§ STATED TASK
Look through the material below. Copy each line that contains the string "одежды".

[Saved entries]
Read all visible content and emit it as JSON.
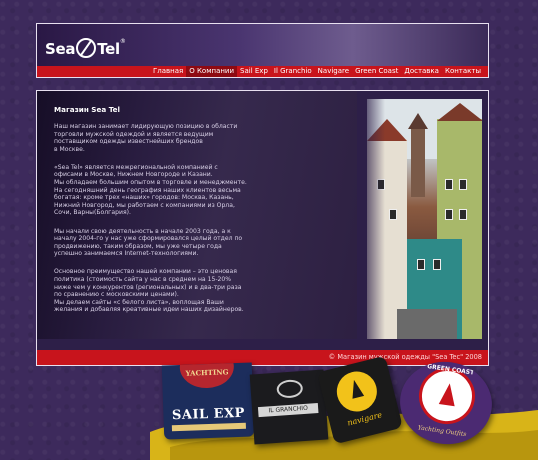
{
  "header": {
    "logo_text_left": "Sea",
    "logo_text_right": "Tel",
    "logo_mark": "®",
    "nav": [
      {
        "label": "Главная",
        "active": false
      },
      {
        "label": "О Компании",
        "active": true
      },
      {
        "label": "Sail Exp",
        "active": false
      },
      {
        "label": "Il Granchio",
        "active": false
      },
      {
        "label": "Navigare",
        "active": false
      },
      {
        "label": "Green Coast",
        "active": false
      },
      {
        "label": "Доставка",
        "active": false
      },
      {
        "label": "Контакты",
        "active": false
      }
    ]
  },
  "article": {
    "title": "Магазин Sea Tel",
    "paragraphs": [
      "Наш магазин занимает лидирующую позицию в области\nторговли мужской одеждой и является ведущим\nпоставщиком одежды известнейших брендов\nв Москве.",
      "«Sea Tel» является межрегиональной компанией с\nофисами в Москве, Нижнем Новгороде и Казани.\nМы обладаем большим опытом в торговле и менеджменте.\nНа сегодняшний день  география наших клиентов  весьма\nбогатая: кроме трех «наших» городов: Москва, Казань,\nНижний Новгород, мы работаем с компаниями из Орла,\nСочи, Варны(Болгария).",
      "Мы начали свою деятельность в начале 2003 года, а к\nначалу 2004-го у нас уже сформировался целый отдел по\nпродвижению, таким образом, мы уже четыре года\nуспешно занимаемся Internet-технологиями.",
      "Основное преимущество нашей компании – это ценовая\nполитика (стоимость сайта у нас в среднем на 15-20%\nниже чем у конкурентов (региональных) и в два-три раза\nпо сравнению с московскими ценами).\nМы делаем сайты «с белого листа», воплощая Ваши\nжелания и добавляя креативные идеи наших дизайнеров."
    ]
  },
  "footer": {
    "copyright": "© Магазин мужской одежды \"Sea Tec\" 2008"
  },
  "labels": {
    "sail_top": "YACHTING",
    "sail_main": "SAIL EXP",
    "granchio": "IL GRANCHIO",
    "navigare": "navigare",
    "green_top": "GREEN COAST",
    "green_bottom": "Yachting Outfits"
  },
  "colors": {
    "accent": "#c8141c",
    "background": "#3d2a5c",
    "header": "#2a1845"
  }
}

§ WRITTEN ANSWER
      "Наш магазин занимает лидирующую позицию в области\nторговли мужской одеждой и является ведущим\nпоставщиком одежды известнейших брендов\nв Москве.",
    "copyright": "© Магазин мужской одежды \"Sea Tec\" 2008"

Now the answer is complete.